▶ Set exercise: Go through the listing below and list every line with "this".

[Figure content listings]
* * * * * * *

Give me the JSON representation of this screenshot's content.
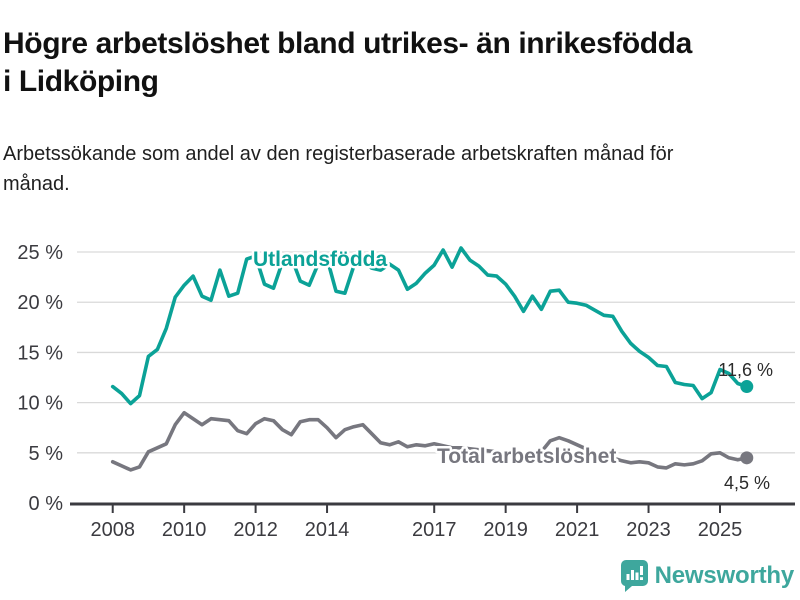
{
  "header": {
    "title": "Högre arbetslöshet bland utrikes- än inrikesfödda i Lidköping",
    "subtitle": "Arbetssökande som andel av den registerbaserade arbetskraften månad för månad."
  },
  "footer": {
    "brand": "Newsworthy",
    "logo_icon": "newsworthy-chart-bubble-icon"
  },
  "colors": {
    "foreign_born_line": "#0ba297",
    "total_line": "#77777f",
    "axis": "#3b3b40",
    "grid": "#d9d9d9",
    "value_label": "#2b2b2b",
    "brand": "#3ea79d"
  },
  "chart_data": {
    "type": "line",
    "title": "Högre arbetslöshet bland utrikes- än inrikesfödda i Lidköping",
    "xlabel": "",
    "ylabel": "",
    "grid": "horizontal",
    "x_range": [
      2007.0,
      2027.1
    ],
    "y_range": [
      0,
      25.9
    ],
    "x_ticks": [
      {
        "value": 2008,
        "label": "2008"
      },
      {
        "value": 2010,
        "label": "2010"
      },
      {
        "value": 2012,
        "label": "2012"
      },
      {
        "value": 2014,
        "label": "2014"
      },
      {
        "value": 2017,
        "label": "2017"
      },
      {
        "value": 2019,
        "label": "2019"
      },
      {
        "value": 2021,
        "label": "2021"
      },
      {
        "value": 2023,
        "label": "2023"
      },
      {
        "value": 2025,
        "label": "2025"
      }
    ],
    "y_ticks": [
      {
        "value": 0,
        "label": "0 %"
      },
      {
        "value": 5,
        "label": "5 %"
      },
      {
        "value": 10,
        "label": "10 %"
      },
      {
        "value": 15,
        "label": "15 %"
      },
      {
        "value": 20,
        "label": "20 %"
      },
      {
        "value": 25,
        "label": "25 %"
      }
    ],
    "x": [
      2008.0,
      2008.25,
      2008.5,
      2008.75,
      2009.0,
      2009.25,
      2009.5,
      2009.75,
      2010.0,
      2010.25,
      2010.5,
      2010.75,
      2011.0,
      2011.25,
      2011.5,
      2011.75,
      2012.0,
      2012.25,
      2012.5,
      2012.75,
      2013.0,
      2013.25,
      2013.5,
      2013.75,
      2014.0,
      2014.25,
      2014.5,
      2014.75,
      2015.0,
      2015.25,
      2015.5,
      2015.75,
      2016.0,
      2016.25,
      2016.5,
      2016.75,
      2017.0,
      2017.25,
      2017.5,
      2017.75,
      2018.0,
      2018.25,
      2018.5,
      2018.75,
      2019.0,
      2019.25,
      2019.5,
      2019.75,
      2020.0,
      2020.25,
      2020.5,
      2020.75,
      2021.0,
      2021.25,
      2021.5,
      2021.75,
      2022.0,
      2022.25,
      2022.5,
      2022.75,
      2023.0,
      2023.25,
      2023.5,
      2023.75,
      2024.0,
      2024.25,
      2024.5,
      2024.75,
      2025.0,
      2025.25,
      2025.5,
      2025.75
    ],
    "series": [
      {
        "name": "Utlandsfödda",
        "color": "#0ba297",
        "end_label": "11,6 %",
        "end_value": 11.6,
        "values": [
          11.6,
          10.9,
          9.9,
          10.7,
          14.6,
          15.3,
          17.4,
          20.5,
          21.7,
          22.6,
          20.6,
          20.2,
          23.2,
          20.6,
          20.9,
          24.3,
          24.6,
          21.8,
          21.4,
          24.0,
          24.5,
          22.1,
          21.7,
          23.8,
          24.4,
          21.1,
          20.9,
          23.6,
          24.2,
          23.4,
          23.2,
          23.8,
          23.2,
          21.3,
          21.9,
          22.9,
          23.7,
          25.2,
          23.5,
          25.4,
          24.2,
          23.6,
          22.7,
          22.6,
          21.8,
          20.6,
          19.1,
          20.6,
          19.3,
          21.1,
          21.2,
          20.0,
          19.9,
          19.7,
          19.2,
          18.7,
          18.6,
          17.1,
          15.9,
          15.1,
          14.5,
          13.7,
          13.6,
          12.0,
          11.8,
          11.7,
          10.4,
          11.0,
          13.3,
          12.9,
          11.9,
          11.6
        ]
      },
      {
        "name": "Total arbetslöshet",
        "color": "#77777f",
        "end_label": "4,5 %",
        "end_value": 4.5,
        "values": [
          4.1,
          3.7,
          3.3,
          3.6,
          5.1,
          5.5,
          5.9,
          7.8,
          9.0,
          8.4,
          7.8,
          8.4,
          8.3,
          8.2,
          7.2,
          6.9,
          7.9,
          8.4,
          8.2,
          7.3,
          6.8,
          8.1,
          8.3,
          8.3,
          7.5,
          6.5,
          7.3,
          7.6,
          7.8,
          6.9,
          6.0,
          5.8,
          6.1,
          5.6,
          5.8,
          5.7,
          5.9,
          5.7,
          5.5,
          5.5,
          5.4,
          5.3,
          5.2,
          5.1,
          5.0,
          4.9,
          4.8,
          4.9,
          5.1,
          6.2,
          6.5,
          6.2,
          5.8,
          5.4,
          5.0,
          4.7,
          4.5,
          4.2,
          4.0,
          4.1,
          4.0,
          3.6,
          3.5,
          3.9,
          3.8,
          3.9,
          4.2,
          4.9,
          5.0,
          4.5,
          4.3,
          4.5
        ]
      }
    ],
    "legend_position": "inline-labels-on-lines"
  }
}
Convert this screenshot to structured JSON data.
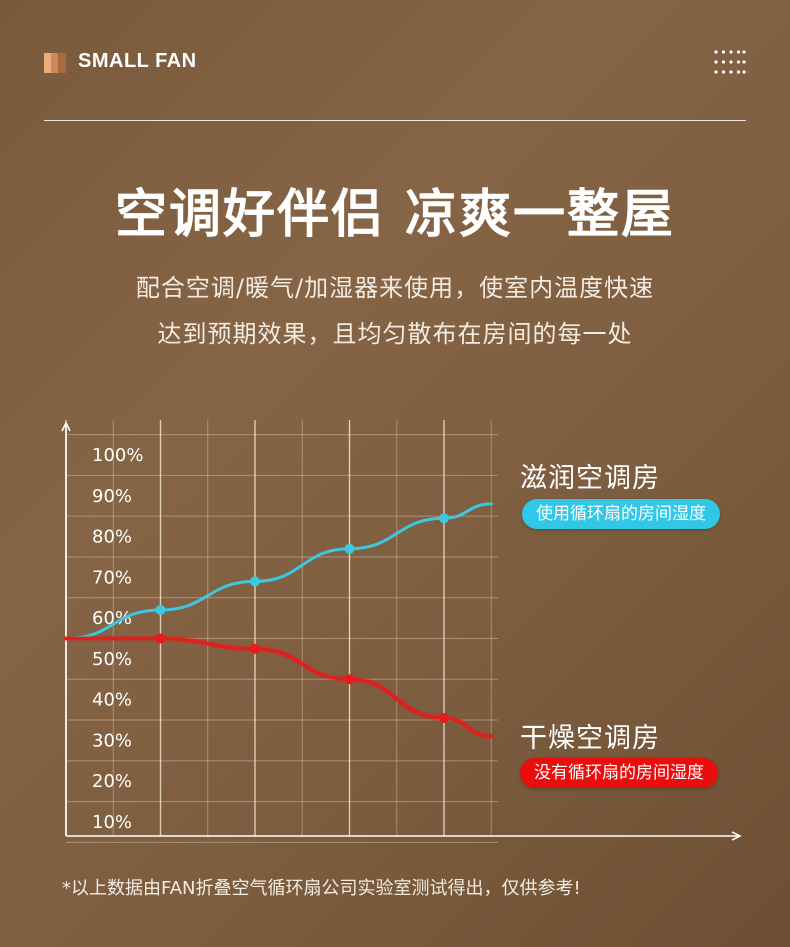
{
  "header": {
    "logo_text": "SMALL FAN",
    "menu_icon": "grid-dots-icon"
  },
  "title": "空调好伴侣 凉爽一整屋",
  "subtitle_lines": [
    "配合空调/暖气/加湿器来使用，使室内温度快速",
    "达到预期效果，且均匀散布在房间的每一处"
  ],
  "chart_data": {
    "type": "line",
    "y_ticks": [
      "100%",
      "90%",
      "80%",
      "70%",
      "60%",
      "50%",
      "40%",
      "30%",
      "20%",
      "10%"
    ],
    "ylim": [
      5,
      105
    ],
    "x": [
      0,
      1,
      2,
      3,
      4,
      4.5
    ],
    "series": [
      {
        "name": "滋润空调房",
        "tag": "使用循环扇的房间湿度",
        "color": "#3cc8e0",
        "values": [
          55,
          62,
          69,
          77,
          84.5,
          88
        ],
        "marker_indices": [
          1,
          2,
          3,
          4
        ]
      },
      {
        "name": "干燥空调房",
        "tag": "没有循环扇的房间湿度",
        "color": "#e81a1a",
        "values": [
          55,
          55,
          52.5,
          45,
          35.5,
          31
        ],
        "marker_indices": [
          1,
          2,
          3,
          4
        ]
      }
    ],
    "grid": true,
    "legend": "right"
  },
  "footnote": "*以上数据由FAN折叠空气循环扇公司实验室测试得出，仅供参考!"
}
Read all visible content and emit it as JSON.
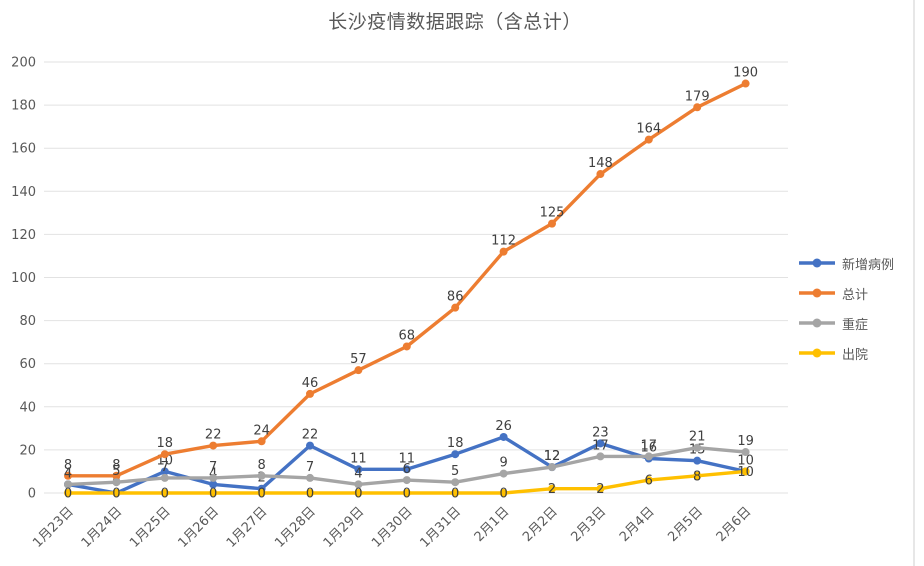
{
  "chart_data": {
    "type": "line",
    "title": "长沙疫情数据跟踪（含总计）",
    "categories": [
      "1月23日",
      "1月24日",
      "1月25日",
      "1月26日",
      "1月27日",
      "1月28日",
      "1月29日",
      "1月30日",
      "1月31日",
      "2月1日",
      "2月2日",
      "2月3日",
      "2月4日",
      "2月5日",
      "2月6日"
    ],
    "series": [
      {
        "name": "新增病例",
        "color": "#4472C4",
        "values": [
          4,
          0,
          10,
          4,
          2,
          22,
          11,
          11,
          18,
          26,
          12,
          23,
          16,
          15,
          10
        ],
        "label_position": "above"
      },
      {
        "name": "总计",
        "color": "#ED7D31",
        "values": [
          8,
          8,
          18,
          22,
          24,
          46,
          57,
          68,
          86,
          112,
          125,
          148,
          164,
          179,
          190
        ],
        "label_position": "above"
      },
      {
        "name": "重症",
        "color": "#A5A5A5",
        "values": [
          4,
          5,
          7,
          7,
          8,
          7,
          4,
          6,
          5,
          9,
          12,
          17,
          17,
          21,
          19
        ],
        "label_position": "above"
      },
      {
        "name": "出院",
        "color": "#FFC000",
        "values": [
          0,
          0,
          0,
          0,
          0,
          0,
          0,
          0,
          0,
          0,
          2,
          2,
          6,
          8,
          10
        ],
        "label_position": "center"
      }
    ],
    "ylim": [
      0,
      200
    ],
    "ytick_step": 20,
    "grid": true,
    "legend_position": "right",
    "xlabel": "",
    "ylabel": "",
    "label_color": "#404040",
    "axis_text_color": "#595959",
    "grid_color": "#e2e2e2"
  }
}
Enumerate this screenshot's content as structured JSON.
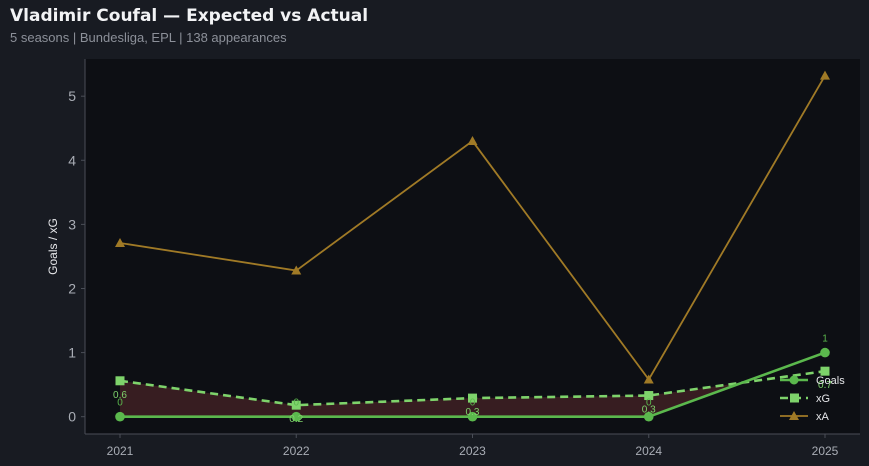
{
  "header": {
    "title": "Vladimir Coufal — Expected vs Actual",
    "subtitle": "5 seasons | Bundesliga, EPL | 138 appearances"
  },
  "colors": {
    "background": "#181b22",
    "plot_background": "#0d0f14",
    "goals": "#5bb84d",
    "xg": "#7ed36b",
    "xa": "#a07a26",
    "fill_under": "#3a1f22",
    "tick_text": "#a9adb5",
    "axis_line": "#4a4e57",
    "legend_text": "#e6e7ea"
  },
  "chart_data": {
    "type": "line",
    "title": "Vladimir Coufal — Expected vs Actual",
    "subtitle": "5 seasons | Bundesliga, EPL | 138 appearances",
    "xlabel": "",
    "ylabel": "Goals / xG",
    "categories": [
      "2021",
      "2022",
      "2023",
      "2024",
      "2025"
    ],
    "ylim": [
      -0.27,
      5.58
    ],
    "yticks": [
      0,
      1,
      2,
      3,
      4,
      5
    ],
    "grid": false,
    "legend_position": "bottom-right",
    "series": [
      {
        "name": "Goals",
        "values": [
          0,
          0,
          0,
          0,
          1
        ],
        "labels": [
          "0",
          "0",
          "0",
          "0",
          "1"
        ],
        "marker": "circle",
        "style": "solid"
      },
      {
        "name": "xG",
        "values": [
          0.56,
          0.18,
          0.29,
          0.33,
          0.71
        ],
        "labels": [
          "0.6",
          "0.2",
          "0.3",
          "0.3",
          "0.7"
        ],
        "marker": "square",
        "style": "dashed"
      },
      {
        "name": "xA",
        "values": [
          2.71,
          2.28,
          4.3,
          0.58,
          5.32
        ],
        "marker": "triangle",
        "style": "solid"
      }
    ]
  }
}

* * * * * * *

▶ Solution below:
Give me the JSON representation of this screenshot's content.
Convert this screenshot to structured JSON data.
Enumerate this screenshot's content as structured JSON.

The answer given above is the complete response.